## EXERCISE AIM
Determine which lines contain the word "ylabel", then copy those lines.

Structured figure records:

○ ○ ○

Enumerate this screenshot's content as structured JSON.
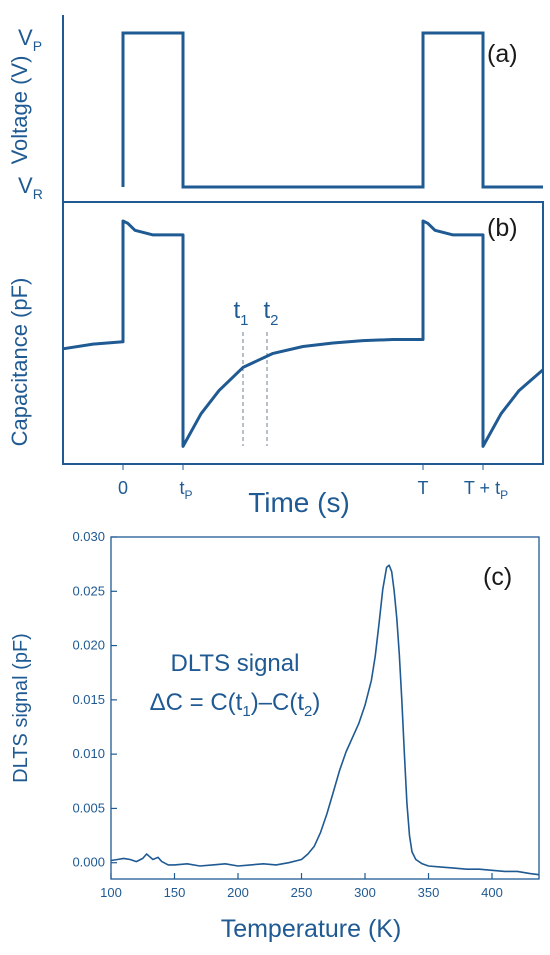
{
  "chart_data": [
    {
      "type": "line",
      "panel_label": "(a)",
      "ylabel": "Voltage (V)",
      "y_ticks": [
        "V",
        "V"
      ],
      "y_tick_subs": [
        "P",
        "R"
      ],
      "series": [
        {
          "x": [
            0,
            0,
            1,
            1,
            5,
            5,
            6,
            6,
            7
          ],
          "values": [
            0,
            1,
            1,
            0,
            0,
            1,
            1,
            0,
            0
          ]
        }
      ],
      "xlim": [
        -1,
        7
      ],
      "ylim": [
        0,
        1
      ],
      "color": "#1f5a93"
    },
    {
      "type": "line",
      "panel_label": "(b)",
      "ylabel": "Capacitance (pF)",
      "xlabel": "Time (s)",
      "x_tick_labels": [
        {
          "main": "0",
          "sub": "",
          "x": 0
        },
        {
          "main": "t",
          "sub": "P",
          "x": 1
        },
        {
          "main": "T",
          "sub": "",
          "x": 5
        },
        {
          "main": "T + t",
          "sub": "P",
          "x": 6
        }
      ],
      "marker_labels": [
        {
          "main": "t",
          "sub": "1",
          "x": 2.0
        },
        {
          "main": "t",
          "sub": "2",
          "x": 2.4
        }
      ],
      "series": [
        {
          "x": [
            -1,
            -0.5,
            0,
            0,
            0.08,
            0.2,
            0.5,
            1,
            1,
            1.3,
            1.6,
            2.0,
            2.5,
            3.0,
            3.5,
            4.0,
            4.5,
            5,
            5,
            5.08,
            5.2,
            5.5,
            6,
            6,
            6.3,
            6.6,
            7
          ],
          "values": [
            0.42,
            0.44,
            0.45,
            0.97,
            0.96,
            0.93,
            0.91,
            0.91,
            0.0,
            0.14,
            0.24,
            0.34,
            0.4,
            0.43,
            0.445,
            0.455,
            0.46,
            0.46,
            0.97,
            0.96,
            0.93,
            0.91,
            0.91,
            0.0,
            0.14,
            0.24,
            0.33
          ]
        }
      ],
      "xlim": [
        -1,
        7
      ],
      "ylim": [
        -0.05,
        1.0
      ],
      "color": "#1f5a93"
    },
    {
      "type": "line",
      "panel_label": "(c)",
      "xlabel": "Temperature (K)",
      "ylabel": "DLTS signal (pF)",
      "annotation": [
        "DLTS signal",
        "ΔC = C(t",
        "1",
        ")–C(t",
        "2",
        ")"
      ],
      "x_ticks": [
        100,
        150,
        200,
        250,
        300,
        350,
        400
      ],
      "y_ticks": [
        0.0,
        0.005,
        0.01,
        0.015,
        0.02,
        0.025,
        0.03
      ],
      "y_tick_labels": [
        "0.000",
        "0.005",
        "0.010",
        "0.015",
        "0.020",
        "0.025",
        "0.030"
      ],
      "xlim": [
        100,
        437
      ],
      "ylim": [
        -0.0015,
        0.03
      ],
      "series": [
        {
          "x": [
            100,
            105,
            110,
            115,
            120,
            125,
            128,
            130,
            133,
            137,
            140,
            145,
            150,
            160,
            170,
            180,
            190,
            200,
            210,
            220,
            230,
            240,
            250,
            255,
            260,
            265,
            270,
            275,
            280,
            285,
            290,
            295,
            300,
            305,
            308,
            311,
            314,
            317,
            319,
            321,
            323,
            325,
            327,
            329,
            331,
            333,
            335,
            337,
            340,
            345,
            350,
            360,
            370,
            380,
            390,
            400,
            410,
            420,
            430,
            437
          ],
          "values": [
            0.0002,
            0.0003,
            0.0004,
            0.0003,
            0.0001,
            0.0004,
            0.0008,
            0.0006,
            0.0003,
            0.0005,
            0.0001,
            -0.0002,
            -0.0002,
            -0.0001,
            -0.0003,
            -0.0002,
            -0.0001,
            -0.0003,
            -0.0002,
            -0.0001,
            -0.0002,
            0.0,
            0.0003,
            0.0008,
            0.0015,
            0.0028,
            0.0045,
            0.0065,
            0.0085,
            0.0102,
            0.0115,
            0.0128,
            0.0145,
            0.0168,
            0.019,
            0.022,
            0.0252,
            0.0272,
            0.0274,
            0.0268,
            0.025,
            0.0225,
            0.0192,
            0.015,
            0.01,
            0.0055,
            0.0025,
            0.001,
            0.0003,
            -0.0001,
            -0.0003,
            -0.0004,
            -0.0005,
            -0.0006,
            -0.0006,
            -0.0007,
            -0.0008,
            -0.0008,
            -0.001,
            -0.0011
          ]
        }
      ],
      "color": "#1f5a93",
      "grid": false
    }
  ]
}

○ ○ ○

## CORRECT ANSWER
      "ylabel": "Voltage (V)",
      "ylabel": "Capacitance (pF)",
      "ylabel": "DLTS signal (pF)",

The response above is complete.